Provided material >>
○ ○ ○ ○ ○
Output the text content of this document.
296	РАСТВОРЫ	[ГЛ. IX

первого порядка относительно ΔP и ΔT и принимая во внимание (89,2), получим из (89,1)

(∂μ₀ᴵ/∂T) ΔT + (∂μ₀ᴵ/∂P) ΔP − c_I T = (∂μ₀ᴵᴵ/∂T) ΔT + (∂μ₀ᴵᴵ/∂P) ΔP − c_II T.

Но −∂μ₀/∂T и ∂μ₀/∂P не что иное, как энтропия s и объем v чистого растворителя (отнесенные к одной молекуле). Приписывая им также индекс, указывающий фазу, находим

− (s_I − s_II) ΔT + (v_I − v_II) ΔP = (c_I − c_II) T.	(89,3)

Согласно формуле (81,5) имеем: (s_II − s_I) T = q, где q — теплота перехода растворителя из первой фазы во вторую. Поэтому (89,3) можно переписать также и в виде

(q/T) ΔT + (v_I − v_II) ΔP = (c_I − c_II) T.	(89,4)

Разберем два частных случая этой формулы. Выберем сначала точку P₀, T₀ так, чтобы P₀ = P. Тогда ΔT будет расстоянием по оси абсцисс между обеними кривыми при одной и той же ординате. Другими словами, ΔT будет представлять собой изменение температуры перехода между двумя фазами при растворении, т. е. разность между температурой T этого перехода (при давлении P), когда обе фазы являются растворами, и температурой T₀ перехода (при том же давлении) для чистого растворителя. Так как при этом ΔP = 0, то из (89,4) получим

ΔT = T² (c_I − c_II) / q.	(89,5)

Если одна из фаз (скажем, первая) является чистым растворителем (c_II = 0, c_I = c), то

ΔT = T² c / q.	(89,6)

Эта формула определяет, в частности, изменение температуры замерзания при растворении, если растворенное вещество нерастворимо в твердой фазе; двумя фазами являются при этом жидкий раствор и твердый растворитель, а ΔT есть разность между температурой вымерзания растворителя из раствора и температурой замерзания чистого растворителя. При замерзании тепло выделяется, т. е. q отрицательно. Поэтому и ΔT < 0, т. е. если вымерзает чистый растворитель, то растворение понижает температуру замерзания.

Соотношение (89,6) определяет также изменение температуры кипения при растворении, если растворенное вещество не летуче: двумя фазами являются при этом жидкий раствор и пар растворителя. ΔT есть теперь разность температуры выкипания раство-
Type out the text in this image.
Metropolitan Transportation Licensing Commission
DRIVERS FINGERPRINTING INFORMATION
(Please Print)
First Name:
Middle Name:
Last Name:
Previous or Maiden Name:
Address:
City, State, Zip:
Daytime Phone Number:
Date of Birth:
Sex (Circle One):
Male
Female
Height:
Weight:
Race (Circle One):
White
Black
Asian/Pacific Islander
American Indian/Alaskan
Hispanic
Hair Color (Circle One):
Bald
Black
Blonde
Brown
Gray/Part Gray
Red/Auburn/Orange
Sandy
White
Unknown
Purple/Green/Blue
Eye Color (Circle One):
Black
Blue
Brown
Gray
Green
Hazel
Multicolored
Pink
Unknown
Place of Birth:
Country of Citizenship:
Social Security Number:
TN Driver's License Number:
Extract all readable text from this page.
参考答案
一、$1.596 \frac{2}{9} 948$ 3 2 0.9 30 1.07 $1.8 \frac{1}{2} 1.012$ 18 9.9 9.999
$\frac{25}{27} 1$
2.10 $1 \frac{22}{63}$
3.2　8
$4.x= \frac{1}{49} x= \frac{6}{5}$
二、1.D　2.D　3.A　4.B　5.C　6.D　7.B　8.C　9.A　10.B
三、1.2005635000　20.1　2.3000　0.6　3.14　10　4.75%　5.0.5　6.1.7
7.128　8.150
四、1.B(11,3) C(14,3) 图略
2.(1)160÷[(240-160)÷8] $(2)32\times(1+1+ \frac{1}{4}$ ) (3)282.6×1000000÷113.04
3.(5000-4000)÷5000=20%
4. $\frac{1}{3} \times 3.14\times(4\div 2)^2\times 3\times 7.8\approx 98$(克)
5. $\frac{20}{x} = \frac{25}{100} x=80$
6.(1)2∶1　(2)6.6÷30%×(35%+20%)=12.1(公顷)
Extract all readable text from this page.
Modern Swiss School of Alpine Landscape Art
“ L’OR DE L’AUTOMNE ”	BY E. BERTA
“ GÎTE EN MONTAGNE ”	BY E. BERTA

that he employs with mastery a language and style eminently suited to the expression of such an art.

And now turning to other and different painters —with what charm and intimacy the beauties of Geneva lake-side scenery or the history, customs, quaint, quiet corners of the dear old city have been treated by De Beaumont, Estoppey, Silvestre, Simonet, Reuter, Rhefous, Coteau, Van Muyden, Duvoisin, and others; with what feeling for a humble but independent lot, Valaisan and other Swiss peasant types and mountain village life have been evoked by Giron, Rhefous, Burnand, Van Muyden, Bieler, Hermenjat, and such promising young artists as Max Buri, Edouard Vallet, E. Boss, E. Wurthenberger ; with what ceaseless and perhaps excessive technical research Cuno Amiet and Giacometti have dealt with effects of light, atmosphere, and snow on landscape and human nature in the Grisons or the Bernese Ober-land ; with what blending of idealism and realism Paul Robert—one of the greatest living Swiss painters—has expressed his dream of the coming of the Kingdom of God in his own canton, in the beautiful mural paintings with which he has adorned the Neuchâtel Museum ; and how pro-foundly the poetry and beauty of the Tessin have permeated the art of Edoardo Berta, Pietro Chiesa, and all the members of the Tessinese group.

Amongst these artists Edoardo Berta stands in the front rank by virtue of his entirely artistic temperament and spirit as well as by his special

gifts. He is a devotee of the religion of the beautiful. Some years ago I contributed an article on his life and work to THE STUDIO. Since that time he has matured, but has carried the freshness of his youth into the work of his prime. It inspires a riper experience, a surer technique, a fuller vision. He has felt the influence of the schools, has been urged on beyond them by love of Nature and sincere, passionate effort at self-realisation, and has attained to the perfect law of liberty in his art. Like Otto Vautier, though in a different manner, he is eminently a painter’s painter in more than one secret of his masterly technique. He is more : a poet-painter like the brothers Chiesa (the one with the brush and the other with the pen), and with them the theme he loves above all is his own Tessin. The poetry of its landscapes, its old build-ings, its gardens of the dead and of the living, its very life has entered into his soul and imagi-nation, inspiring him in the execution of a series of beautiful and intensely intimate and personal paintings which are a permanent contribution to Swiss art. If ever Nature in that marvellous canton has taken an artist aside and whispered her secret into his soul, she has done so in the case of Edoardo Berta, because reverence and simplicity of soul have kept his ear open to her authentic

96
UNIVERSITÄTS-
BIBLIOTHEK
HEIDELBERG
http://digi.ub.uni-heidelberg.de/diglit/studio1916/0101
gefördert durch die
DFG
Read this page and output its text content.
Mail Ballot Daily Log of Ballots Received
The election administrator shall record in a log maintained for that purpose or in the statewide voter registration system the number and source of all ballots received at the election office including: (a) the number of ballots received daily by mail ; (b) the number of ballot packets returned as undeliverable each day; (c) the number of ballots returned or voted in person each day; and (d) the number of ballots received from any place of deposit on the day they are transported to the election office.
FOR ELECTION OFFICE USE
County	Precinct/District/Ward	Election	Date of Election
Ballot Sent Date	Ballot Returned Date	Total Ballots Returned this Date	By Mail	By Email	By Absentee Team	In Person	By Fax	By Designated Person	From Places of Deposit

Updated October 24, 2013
○ ○ ○ ○ ○
Short problem >> Exactly how many lines in the data above contain the word "получим"? Respond with the number and nothing more.

Result of the exercise >> 2